PROVIDED DATA:
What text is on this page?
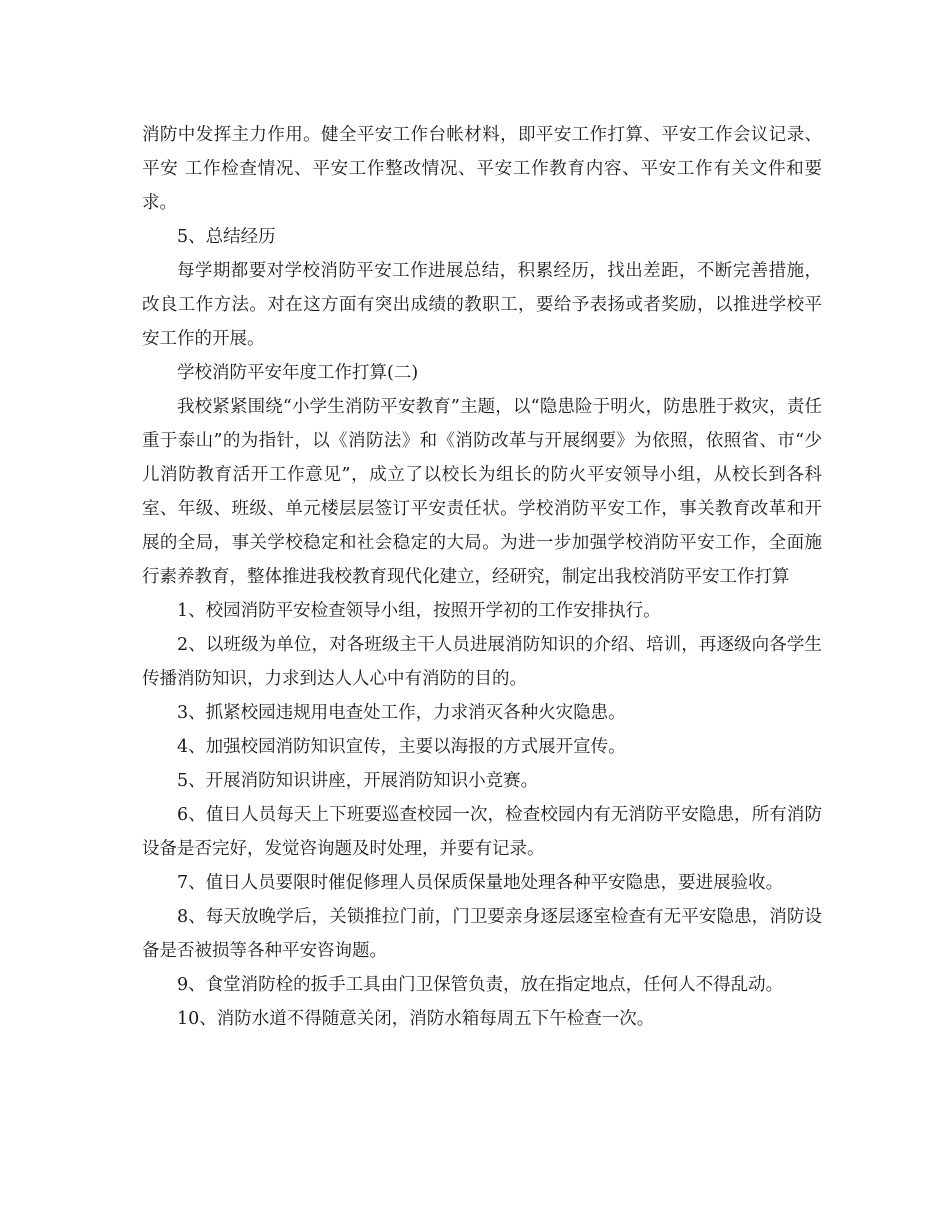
消防中发挥主力作用。健全平安工作台帐材料，即平安工作打算、平安工作会议记录、平安 工作检查情况、平安工作整改情况、平安工作教育内容、平安工作有关文件和要求。

5、总结经历

每学期都要对学校消防平安工作进展总结，积累经历，找出差距，不断完善措施，改良工作方法。对在这方面有突出成绩的教职工，要给予表扬或者奖励，以推进学校平安工作的开展。

学校消防平安年度工作打算(二)

我校紧紧围绕“小学生消防平安教育”主题，以“隐患险于明火，防患胜于救灾，责任重于泰山”的为指针，以《消防法》和《消防改革与开展纲要》为依照，依照省、市“少儿消防教育活开工作意见”，成立了以校长为组长的防火平安领导小组，从校长到各科室、年级、班级、单元楼层层签订平安责任状。学校消防平安工作，事关教育改革和开展的全局，事关学校稳定和社会稳定的大局。为进一步加强学校消防平安工作，全面施行素养教育，整体推进我校教育现代化建立，经研究，制定出我校消防平安工作打算

1、校园消防平安检查领导小组，按照开学初的工作安排执行。

2、以班级为单位，对各班级主干人员进展消防知识的介绍、培训，再逐级向各学生传播消防知识，力求到达人人心中有消防的目的。

3、抓紧校园违规用电查处工作，力求消灭各种火灾隐患。

4、加强校园消防知识宣传，主要以海报的方式展开宣传。

5、开展消防知识讲座，开展消防知识小竞赛。

6、值日人员每天上下班要巡查校园一次，检查校园内有无消防平安隐患，所有消防设备是否完好，发觉咨询题及时处理，并要有记录。

7、值日人员要限时催促修理人员保质保量地处理各种平安隐患，要进展验收。

8、每天放晚学后，关锁推拉门前，门卫要亲身逐层逐室检查有无平安隐患，消防设备是否被损等各种平安咨询题。

9、食堂消防栓的扳手工具由门卫保管负责，放在指定地点，任何人不得乱动。

10、消防水道不得随意关闭，消防水箱每周五下午检查一次。
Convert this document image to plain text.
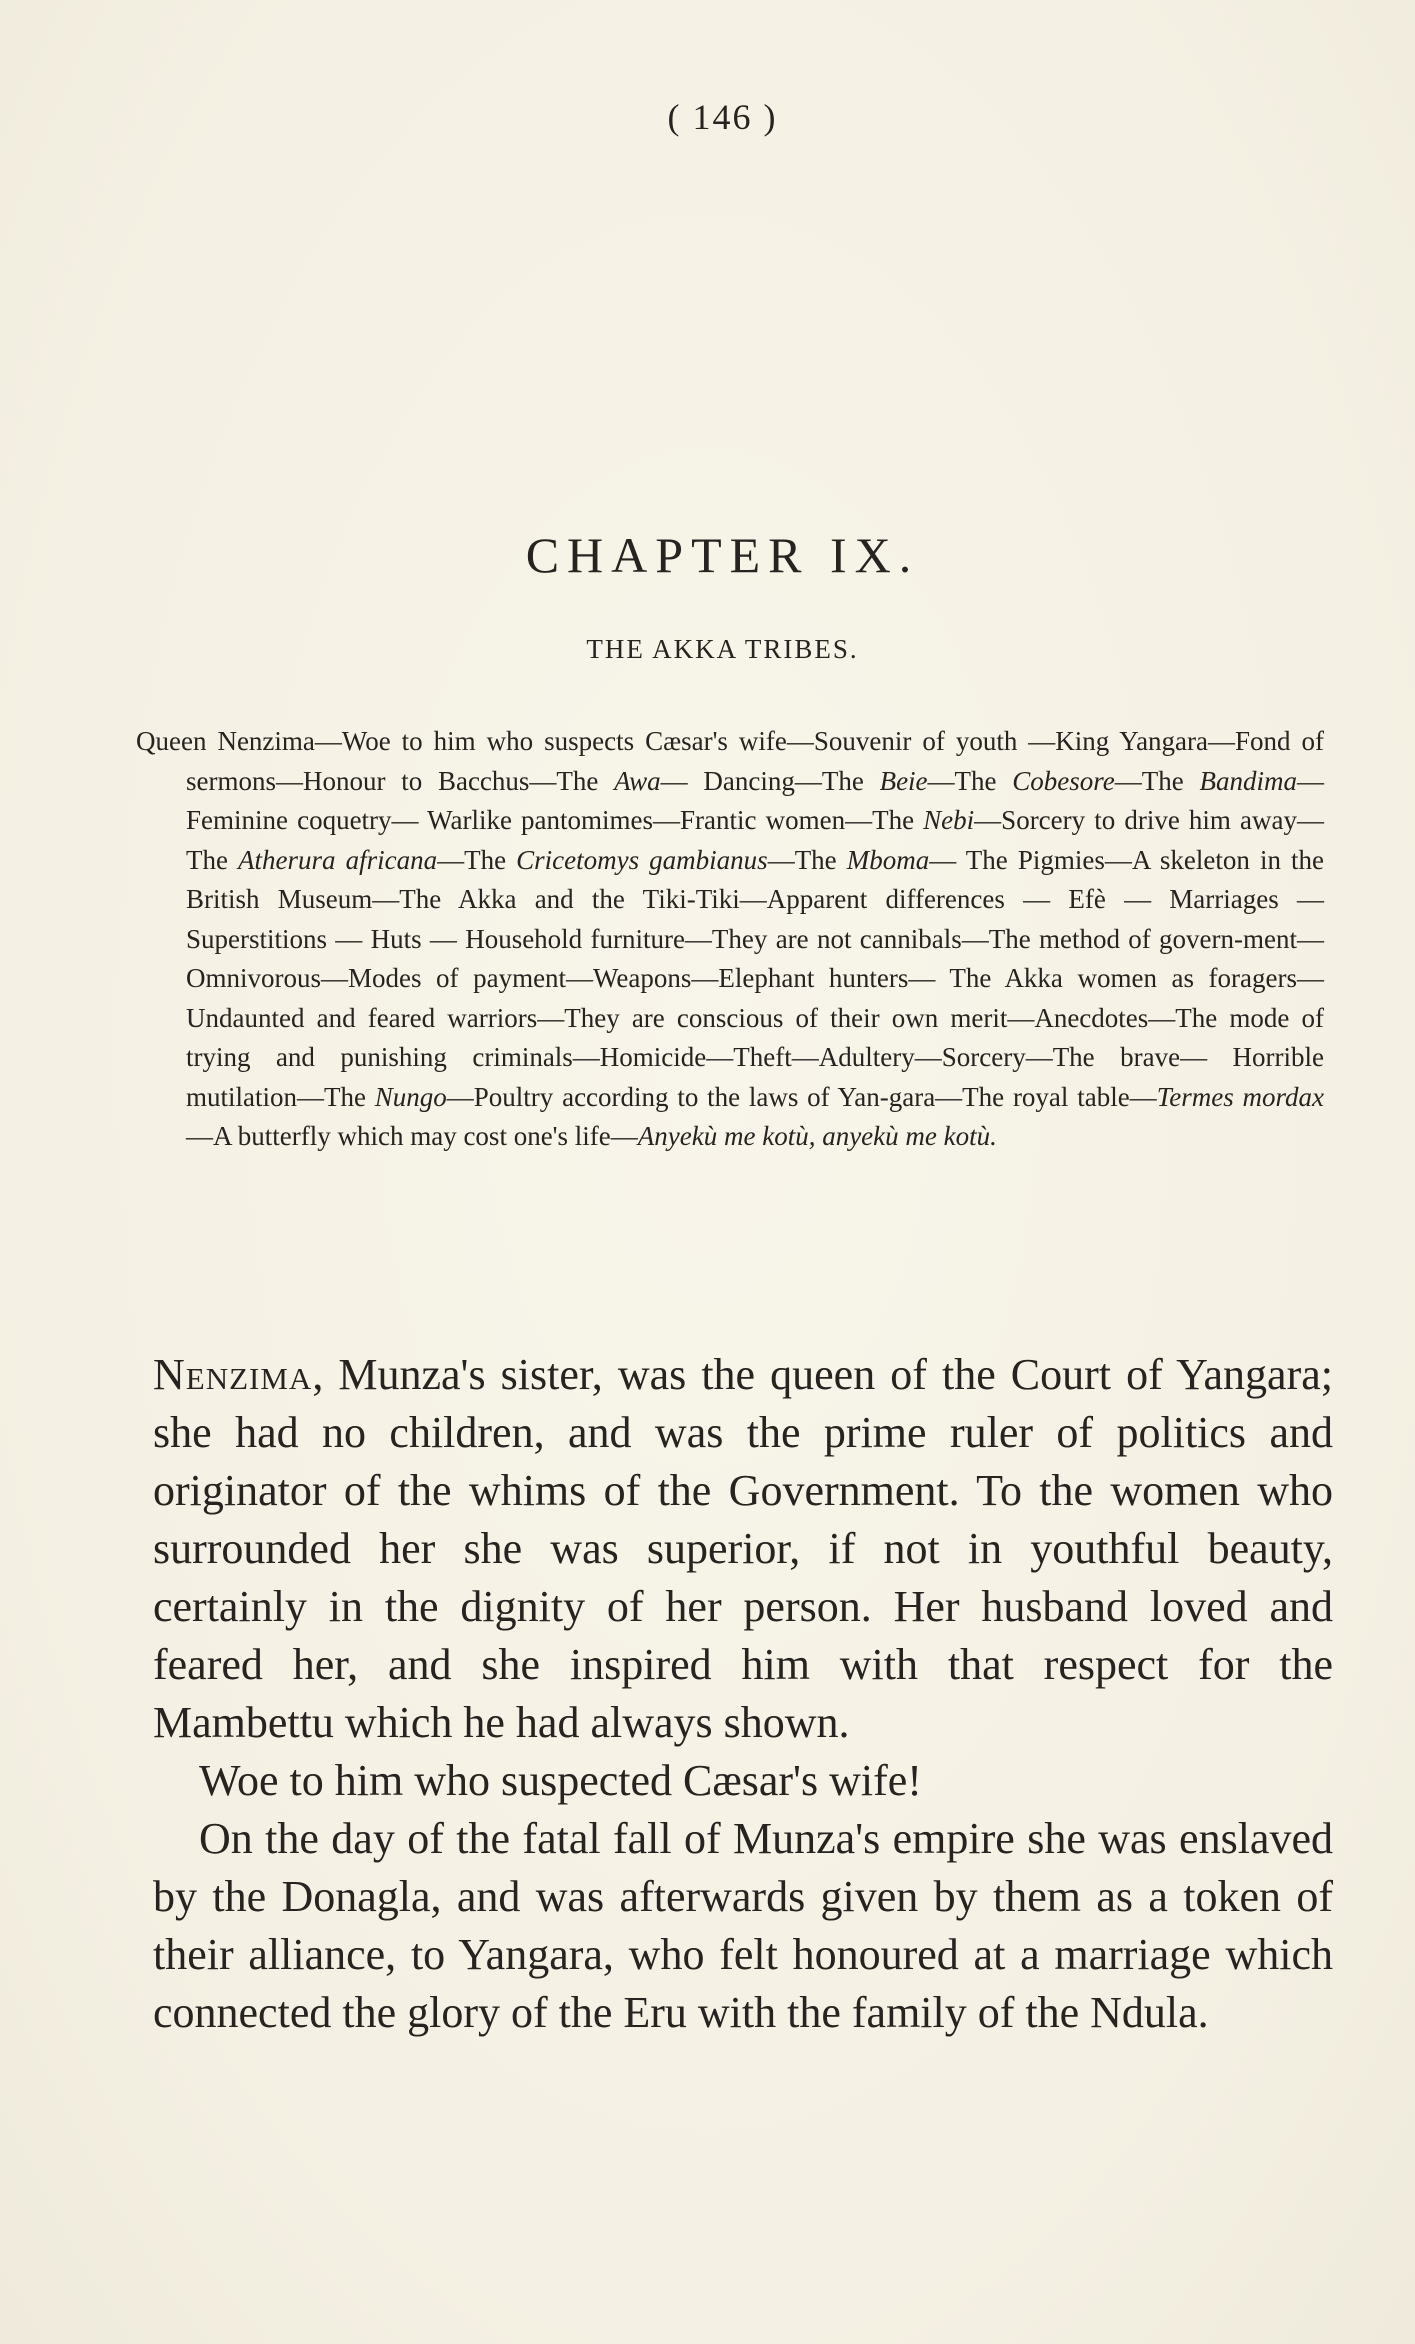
( 146 )
CHAPTER IX.
THE AKKA TRIBES.

Queen Nenzima—Woe to him who suspects Cæsar's wife—Souvenir of youth —King Yangara—Fond of sermons—Honour to Bacchus—The Awa— Dancing—The Beie—The Cobesore—The Bandima—Feminine coquetry— Warlike pantomimes—Frantic women—The Nebi—Sorcery to drive him away—The Atherura africana—The Cricetomys gambianus—The Mboma— The Pigmies—A skeleton in the British Museum—The Akka and the Tiki-Tiki—Apparent differences — Efè — Marriages — Superstitions — Huts — Household furniture—They are not cannibals—The method of govern-ment—Omnivorous—Modes of payment—Weapons—Elephant hunters— The Akka women as foragers—Undaunted and feared warriors—They are conscious of their own merit—Anecdotes—The mode of trying and punishing criminals—Homicide—Theft—Adultery—Sorcery—The brave— Horrible mutilation—The Nungo—Poultry according to the laws of Yan-gara—The royal table—Termes mordax—A butterfly which may cost one's life—Anyekù me kotù, anyekù me kotù.

Nenzima, Munza's sister, was the queen of the Court of Yangara; she had no children, and was the prime ruler of politics and originator of the whims of the Government. To the women who surrounded her she was superior, if not in youthful beauty, certainly in the dignity of her person. Her husband loved and feared her, and she inspired him with that respect for the Mambettu which he had always shown.

Woe to him who suspected Cæsar's wife!

On the day of the fatal fall of Munza's empire she was enslaved by the Donagla, and was afterwards given by them as a token of their alliance, to Yangara, who felt honoured at a marriage which connected the glory of the Eru with the family of the Ndula.
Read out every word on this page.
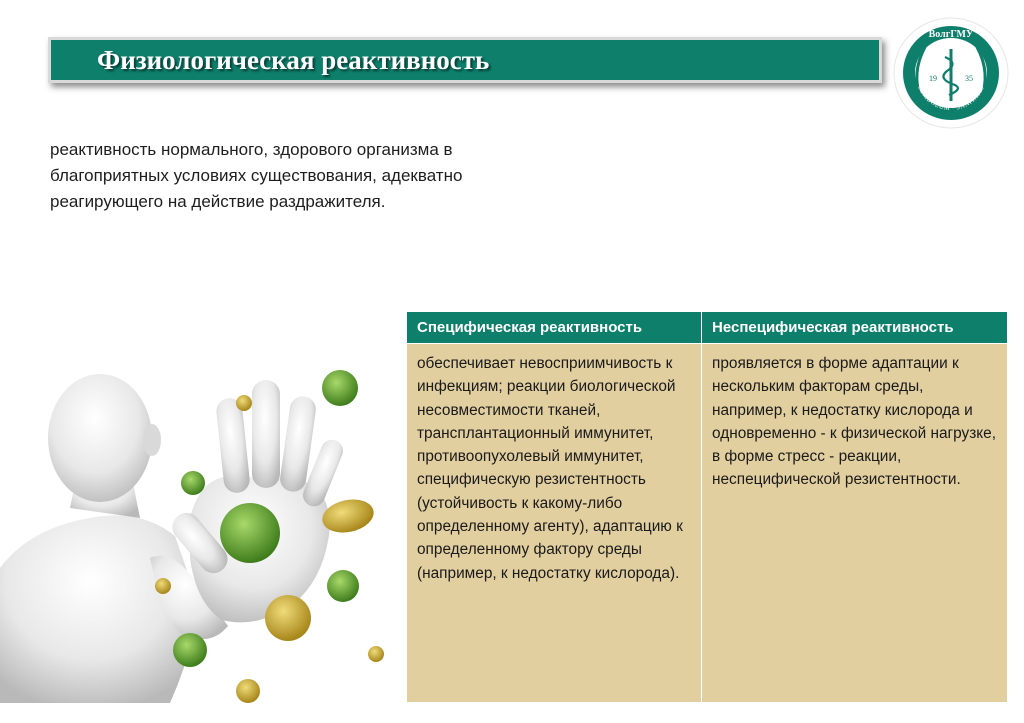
Физиологическая реактивность
ВолгГМУ
19	35
SYMBOLUM · SANITATIS
реактивность нормального, здорового организма в благоприятных условиях существования, адекватно реагирующего на действие раздражителя.
Специфическая реактивность	Неспецифическая реактивность
обеспечивает невосприимчивость к инфекциям; реакции биологической несовместимости тканей, трансплантационный иммунитет, противоопухолевый иммунитет, специфическую резистентность (устойчивость к какому-либо определенному агенту), адаптацию к определенному фактору среды (например, к недостатку кислорода).	проявляется в форме адаптации к нескольким факторам среды, например, к недостатку кислорода и одновременно - к физической нагрузке, в форме стресс - реакции, неспецифической резистентности.
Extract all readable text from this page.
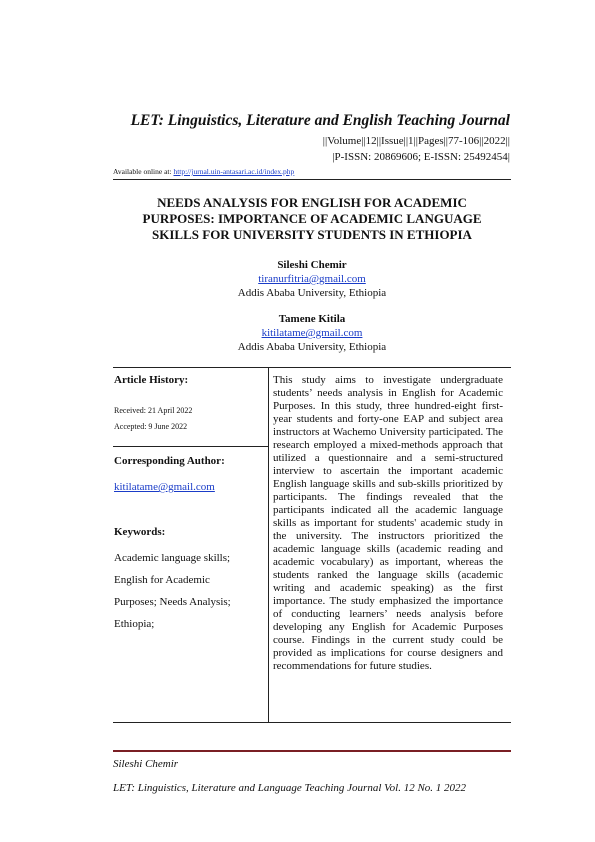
LET: Linguistics, Literature and English Teaching Journal
||Volume||12||Issue||1||Pages||77-106||2022||
|P-ISSN: 20869606; E-ISSN: 25492454|
Available online at: http://jurnal.uin-antasari.ac.id/index.php
NEEDS ANALYSIS FOR ENGLISH FOR ACADEMIC
PURPOSES: IMPORTANCE OF ACADEMIC LANGUAGE
SKILLS FOR UNIVERSITY STUDENTS IN ETHIOPIA
Sileshi Chemir
tiranurfitria@gmail.com
Addis Ababa University, Ethiopia
Tamene Kitila
kitilatame@gmail.com
Addis Ababa University, Ethiopia
Article History:
Received: 21 April 2022
Accepted: 9 June 2022
Corresponding Author:
kitilatame@gmail.com
Keywords:
Academic language skills;
English for Academic
Purposes; Needs Analysis;
Ethiopia;
This study aims to investigate undergraduate students’ needs analysis in English for Academic Purposes. In this study, three hundred-eight first-year students and forty-one EAP and subject area instructors at Wachemo University participated. The research employed a mixed-methods approach that utilized a questionnaire and a semi-structured interview to ascertain the important academic English language skills and sub-skills prioritized by participants. The findings revealed that the participants indicated all the academic language skills as important for students' academic study in the university. The instructors prioritized the academic language skills (academic reading and academic vocabulary) as important, whereas the students ranked the language skills (academic writing and academic speaking) as the first importance. The study emphasized the importance of conducting learners’ needs analysis before developing any English for Academic Purposes course. Findings in the current study could be provided as implications for course designers and recommendations for future studies.
Sileshi Chemir
LET: Linguistics, Literature and Language Teaching Journal Vol. 12 No. 1 2022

THE PROBLEM:
Retype all of the entries exactly as written, leaving out any images.

COMPLETE RESPONSE:
What text is on this page?
消防中发挥主力作用。健全平安工作台帐材料，即平安工作打算、平安工作会议记录、平安 工作检查情况、平安工作整改情况、平安工作教育内容、平安工作有关文件和要求。

5、总结经历

每学期都要对学校消防平安工作进展总结，积累经历，找出差距，不断完善措施，改良工作方法。对在这方面有突出成绩的教职工，要给予表扬或者奖励，以推进学校平安工作的开展。

学校消防平安年度工作打算(二)

我校紧紧围绕“小学生消防平安教育”主题，以“隐患险于明火，防患胜于救灾，责任重于泰山”的为指针，以《消防法》和《消防改革与开展纲要》为依照，依照省、市“少儿消防教育活开工作意见”，成立了以校长为组长的防火平安领导小组，从校长到各科室、年级、班级、单元楼层层签订平安责任状。学校消防平安工作，事关教育改革和开展的全局，事关学校稳定和社会稳定的大局。为进一步加强学校消防平安工作，全面施行素养教育，整体推进我校教育现代化建立，经研究，制定出我校消防平安工作打算

1、校园消防平安检查领导小组，按照开学初的工作安排执行。

2、以班级为单位，对各班级主干人员进展消防知识的介绍、培训，再逐级向各学生传播消防知识，力求到达人人心中有消防的目的。

3、抓紧校园违规用电查处工作，力求消灭各种火灾隐患。

4、加强校园消防知识宣传，主要以海报的方式展开宣传。

5、开展消防知识讲座，开展消防知识小竞赛。

6、值日人员每天上下班要巡查校园一次，检查校园内有无消防平安隐患，所有消防设备是否完好，发觉咨询题及时处理，并要有记录。

7、值日人员要限时催促修理人员保质保量地处理各种平安隐患，要进展验收。

8、每天放晚学后，关锁推拉门前，门卫要亲身逐层逐室检查有无平安隐患，消防设备是否被损等各种平安咨询题。

9、食堂消防栓的扳手工具由门卫保管负责，放在指定地点，任何人不得乱动。

10、消防水道不得随意关闭，消防水箱每周五下午检查一次。
Convert this document image to plain text.
( 146 )
CHAPTER IX.
THE AKKA TRIBES.

Queen Nenzima—Woe to him who suspects Cæsar's wife—Souvenir of youth —King Yangara—Fond of sermons—Honour to Bacchus—The Awa— Dancing—The Beie—The Cobesore—The Bandima—Feminine coquetry— Warlike pantomimes—Frantic women—The Nebi—Sorcery to drive him away—The Atherura africana—The Cricetomys gambianus—The Mboma— The Pigmies—A skeleton in the British Museum—The Akka and the Tiki-Tiki—Apparent differences — Efè — Marriages — Superstitions — Huts — Household furniture—They are not cannibals—The method of govern-ment—Omnivorous—Modes of payment—Weapons—Elephant hunters— The Akka women as foragers—Undaunted and feared warriors—They are conscious of their own merit—Anecdotes—The mode of trying and punishing criminals—Homicide—Theft—Adultery—Sorcery—The brave— Horrible mutilation—The Nungo—Poultry according to the laws of Yan-gara—The royal table—Termes mordax—A butterfly which may cost one's life—Anyekù me kotù, anyekù me kotù.

Nenzima, Munza's sister, was the queen of the Court of Yangara; she had no children, and was the prime ruler of politics and originator of the whims of the Government. To the women who surrounded her she was superior, if not in youthful beauty, certainly in the dignity of her person. Her husband loved and feared her, and she inspired him with that respect for the Mambettu which he had always shown.

Woe to him who suspected Cæsar's wife!

On the day of the fatal fall of Munza's empire she was enslaved by the Donagla, and was afterwards given by them as a token of their alliance, to Yangara, who felt honoured at a marriage which connected the glory of the Eru with the family of the Ndula.
Read out every word on this page.
Физиологическая реактивность
ВолгГМУ
19	35
SYMBOLUM · SANITATIS
реактивность нормального, здорового организма в благоприятных условиях существования, адекватно реагирующего на действие раздражителя.
Специфическая реактивность	Неспецифическая реактивность
обеспечивает невосприимчивость к инфекциям; реакции биологической несовместимости тканей, трансплантационный иммунитет, противоопухолевый иммунитет, специфическую резистентность (устойчивость к какому-либо определенному агенту), адаптацию к определенному фактору среды (например, к недостатку кислорода).	проявляется в форме адаптации к нескольким факторам среды, например, к недостатку кислорода и одновременно - к физической нагрузке, в форме стресс - реакции, неспецифической резистентности.
Extract all readable text from this page.
LET: Linguistics, Literature and English Teaching Journal
||Volume||12||Issue||1||Pages||77-106||2022||
|P-ISSN: 20869606; E-ISSN: 25492454|
Available online at: http://jurnal.uin-antasari.ac.id/index.php
NEEDS ANALYSIS FOR ENGLISH FOR ACADEMIC
PURPOSES: IMPORTANCE OF ACADEMIC LANGUAGE
SKILLS FOR UNIVERSITY STUDENTS IN ETHIOPIA
Sileshi Chemir
tiranurfitria@gmail.com
Addis Ababa University, Ethiopia
Tamene Kitila
kitilatame@gmail.com
Addis Ababa University, Ethiopia
Article History:
Received: 21 April 2022
Accepted: 9 June 2022
Corresponding Author:
kitilatame@gmail.com
Keywords:
Academic language skills;
English for Academic
Purposes; Needs Analysis;
Ethiopia;
This study aims to investigate undergraduate students’ needs analysis in English for Academic Purposes. In this study, three hundred-eight first-year students and forty-one EAP and subject area instructors at Wachemo University participated. The research employed a mixed-methods approach that utilized a questionnaire and a semi-structured interview to ascertain the important academic English language skills and sub-skills prioritized by participants. The findings revealed that the participants indicated all the academic language skills as important for students' academic study in the university. The instructors prioritized the academic language skills (academic reading and academic vocabulary) as important, whereas the students ranked the language skills (academic writing and academic speaking) as the first importance. The study emphasized the importance of conducting learners’ needs analysis before developing any English for Academic Purposes course. Findings in the current study could be provided as implications for course designers and recommendations for future studies.
Sileshi Chemir
LET: Linguistics, Literature and Language Teaching Journal Vol. 12 No. 1 2022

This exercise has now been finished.